Given request |
Reproduce every line in the listing that contains the word "numpty".

Material for the task |

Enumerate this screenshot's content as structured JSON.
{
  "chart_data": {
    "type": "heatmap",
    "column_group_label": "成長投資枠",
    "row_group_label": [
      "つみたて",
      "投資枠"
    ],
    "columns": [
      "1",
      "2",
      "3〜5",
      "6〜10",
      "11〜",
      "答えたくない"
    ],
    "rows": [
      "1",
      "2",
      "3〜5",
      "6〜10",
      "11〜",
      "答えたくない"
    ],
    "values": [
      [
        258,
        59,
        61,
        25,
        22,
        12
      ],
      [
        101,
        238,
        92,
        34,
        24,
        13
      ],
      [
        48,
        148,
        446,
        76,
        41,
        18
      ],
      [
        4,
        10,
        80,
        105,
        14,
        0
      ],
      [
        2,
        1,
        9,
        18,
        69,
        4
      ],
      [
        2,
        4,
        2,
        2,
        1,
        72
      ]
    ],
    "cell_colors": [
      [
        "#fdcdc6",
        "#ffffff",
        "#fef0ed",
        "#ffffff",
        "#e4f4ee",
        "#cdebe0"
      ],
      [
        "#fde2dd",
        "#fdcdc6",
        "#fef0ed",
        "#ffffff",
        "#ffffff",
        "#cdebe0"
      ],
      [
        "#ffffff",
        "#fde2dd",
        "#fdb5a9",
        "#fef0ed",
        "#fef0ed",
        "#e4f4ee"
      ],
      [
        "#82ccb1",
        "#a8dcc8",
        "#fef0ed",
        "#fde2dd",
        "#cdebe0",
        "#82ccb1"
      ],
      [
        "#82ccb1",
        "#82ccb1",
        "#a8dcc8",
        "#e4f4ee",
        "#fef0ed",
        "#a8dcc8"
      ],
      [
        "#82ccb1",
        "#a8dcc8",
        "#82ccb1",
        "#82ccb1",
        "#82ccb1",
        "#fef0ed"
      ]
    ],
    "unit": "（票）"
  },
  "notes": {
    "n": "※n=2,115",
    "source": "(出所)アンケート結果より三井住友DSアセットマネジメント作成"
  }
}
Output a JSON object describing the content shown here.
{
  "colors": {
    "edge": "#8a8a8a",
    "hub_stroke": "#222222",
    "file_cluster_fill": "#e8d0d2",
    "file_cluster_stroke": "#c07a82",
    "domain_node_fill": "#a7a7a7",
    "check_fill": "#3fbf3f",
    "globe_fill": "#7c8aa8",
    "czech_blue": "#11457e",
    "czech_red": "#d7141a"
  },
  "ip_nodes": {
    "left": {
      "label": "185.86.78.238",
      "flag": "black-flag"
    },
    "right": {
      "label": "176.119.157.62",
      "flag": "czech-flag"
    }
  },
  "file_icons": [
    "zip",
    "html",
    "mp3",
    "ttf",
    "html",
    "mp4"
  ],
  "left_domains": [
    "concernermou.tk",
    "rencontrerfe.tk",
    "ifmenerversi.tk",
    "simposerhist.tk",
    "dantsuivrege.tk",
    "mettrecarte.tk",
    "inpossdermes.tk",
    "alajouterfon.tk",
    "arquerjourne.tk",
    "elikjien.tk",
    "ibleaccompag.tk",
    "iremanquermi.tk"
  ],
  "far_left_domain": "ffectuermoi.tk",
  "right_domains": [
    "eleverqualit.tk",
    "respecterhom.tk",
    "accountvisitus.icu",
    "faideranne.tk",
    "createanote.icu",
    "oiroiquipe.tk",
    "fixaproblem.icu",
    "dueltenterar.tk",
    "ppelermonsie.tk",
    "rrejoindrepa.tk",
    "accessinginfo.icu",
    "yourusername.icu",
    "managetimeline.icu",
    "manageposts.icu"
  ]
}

* * *

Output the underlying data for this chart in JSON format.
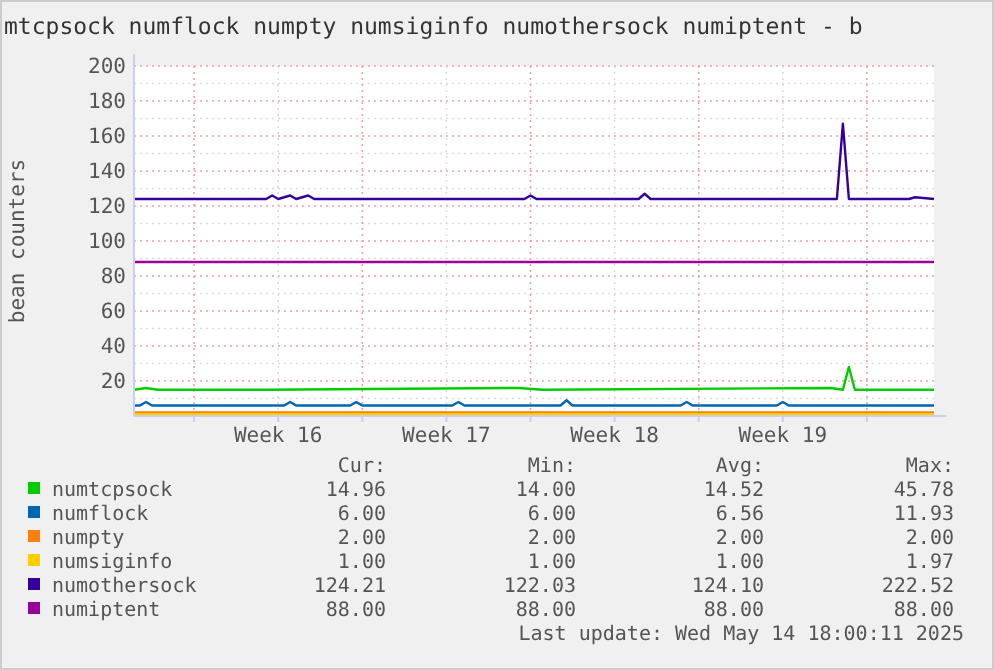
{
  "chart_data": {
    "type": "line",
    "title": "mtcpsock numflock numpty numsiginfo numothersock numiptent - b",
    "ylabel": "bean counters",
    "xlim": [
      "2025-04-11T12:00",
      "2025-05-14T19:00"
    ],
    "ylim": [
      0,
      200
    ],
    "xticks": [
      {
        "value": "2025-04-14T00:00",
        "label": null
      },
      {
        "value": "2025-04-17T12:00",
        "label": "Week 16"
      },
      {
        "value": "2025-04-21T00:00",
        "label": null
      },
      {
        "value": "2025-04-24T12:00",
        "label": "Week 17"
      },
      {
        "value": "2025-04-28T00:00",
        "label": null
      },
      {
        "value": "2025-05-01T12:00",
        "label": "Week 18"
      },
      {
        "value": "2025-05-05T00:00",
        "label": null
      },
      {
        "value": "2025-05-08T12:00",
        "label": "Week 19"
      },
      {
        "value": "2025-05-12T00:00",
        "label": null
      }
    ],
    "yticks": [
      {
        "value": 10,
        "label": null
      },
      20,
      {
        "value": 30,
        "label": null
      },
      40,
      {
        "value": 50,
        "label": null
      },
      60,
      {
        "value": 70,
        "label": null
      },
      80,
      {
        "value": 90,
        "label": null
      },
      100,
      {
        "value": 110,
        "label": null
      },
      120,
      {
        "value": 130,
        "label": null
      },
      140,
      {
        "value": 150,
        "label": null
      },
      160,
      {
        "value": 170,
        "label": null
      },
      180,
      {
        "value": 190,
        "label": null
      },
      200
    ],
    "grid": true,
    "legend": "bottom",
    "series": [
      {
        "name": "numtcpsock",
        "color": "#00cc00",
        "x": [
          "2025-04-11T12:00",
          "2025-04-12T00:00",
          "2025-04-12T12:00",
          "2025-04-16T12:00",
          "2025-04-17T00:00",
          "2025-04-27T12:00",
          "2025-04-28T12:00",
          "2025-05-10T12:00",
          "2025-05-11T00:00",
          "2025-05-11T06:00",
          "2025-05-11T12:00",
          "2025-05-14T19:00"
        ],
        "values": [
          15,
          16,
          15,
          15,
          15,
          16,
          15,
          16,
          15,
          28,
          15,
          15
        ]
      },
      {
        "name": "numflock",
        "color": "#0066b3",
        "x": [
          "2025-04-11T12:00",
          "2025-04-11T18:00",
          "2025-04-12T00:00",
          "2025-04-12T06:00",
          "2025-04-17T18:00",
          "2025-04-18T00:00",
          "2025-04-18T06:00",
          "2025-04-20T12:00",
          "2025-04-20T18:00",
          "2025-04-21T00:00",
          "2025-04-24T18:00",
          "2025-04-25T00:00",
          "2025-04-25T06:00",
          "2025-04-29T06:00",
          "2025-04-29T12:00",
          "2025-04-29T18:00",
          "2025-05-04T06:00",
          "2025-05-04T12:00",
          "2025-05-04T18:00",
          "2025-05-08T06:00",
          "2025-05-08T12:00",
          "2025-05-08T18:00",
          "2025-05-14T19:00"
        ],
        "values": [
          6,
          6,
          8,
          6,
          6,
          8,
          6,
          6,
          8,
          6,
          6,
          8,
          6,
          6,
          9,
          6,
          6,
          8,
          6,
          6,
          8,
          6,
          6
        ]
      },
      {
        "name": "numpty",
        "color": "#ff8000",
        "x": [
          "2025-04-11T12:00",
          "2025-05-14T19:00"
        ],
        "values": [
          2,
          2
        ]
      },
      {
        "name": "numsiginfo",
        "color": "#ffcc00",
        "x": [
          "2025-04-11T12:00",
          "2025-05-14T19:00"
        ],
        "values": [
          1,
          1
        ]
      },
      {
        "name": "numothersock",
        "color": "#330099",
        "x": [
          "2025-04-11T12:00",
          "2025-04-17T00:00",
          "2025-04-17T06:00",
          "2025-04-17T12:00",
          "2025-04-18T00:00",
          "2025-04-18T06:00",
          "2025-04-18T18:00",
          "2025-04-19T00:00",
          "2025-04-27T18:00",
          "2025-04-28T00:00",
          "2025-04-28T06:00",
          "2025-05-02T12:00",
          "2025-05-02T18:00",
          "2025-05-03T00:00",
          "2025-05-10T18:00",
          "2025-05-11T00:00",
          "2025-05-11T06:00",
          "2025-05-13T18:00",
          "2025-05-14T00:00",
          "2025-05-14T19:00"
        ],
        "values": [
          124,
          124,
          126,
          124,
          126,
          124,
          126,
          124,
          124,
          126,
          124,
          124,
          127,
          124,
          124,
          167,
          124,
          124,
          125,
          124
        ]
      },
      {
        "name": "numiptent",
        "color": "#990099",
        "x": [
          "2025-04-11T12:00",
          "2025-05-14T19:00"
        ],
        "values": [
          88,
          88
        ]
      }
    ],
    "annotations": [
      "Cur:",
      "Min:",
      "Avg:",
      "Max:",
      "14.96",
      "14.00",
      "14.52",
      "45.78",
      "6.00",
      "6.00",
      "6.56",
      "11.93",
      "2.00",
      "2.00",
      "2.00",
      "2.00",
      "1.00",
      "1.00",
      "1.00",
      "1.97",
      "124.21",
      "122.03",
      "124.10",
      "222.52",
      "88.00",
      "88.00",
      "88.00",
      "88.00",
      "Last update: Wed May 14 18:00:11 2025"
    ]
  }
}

Final answer |
    "title": "mtcpsock numflock numpty numsiginfo numothersock numiptent - b",
        "name": "numpty",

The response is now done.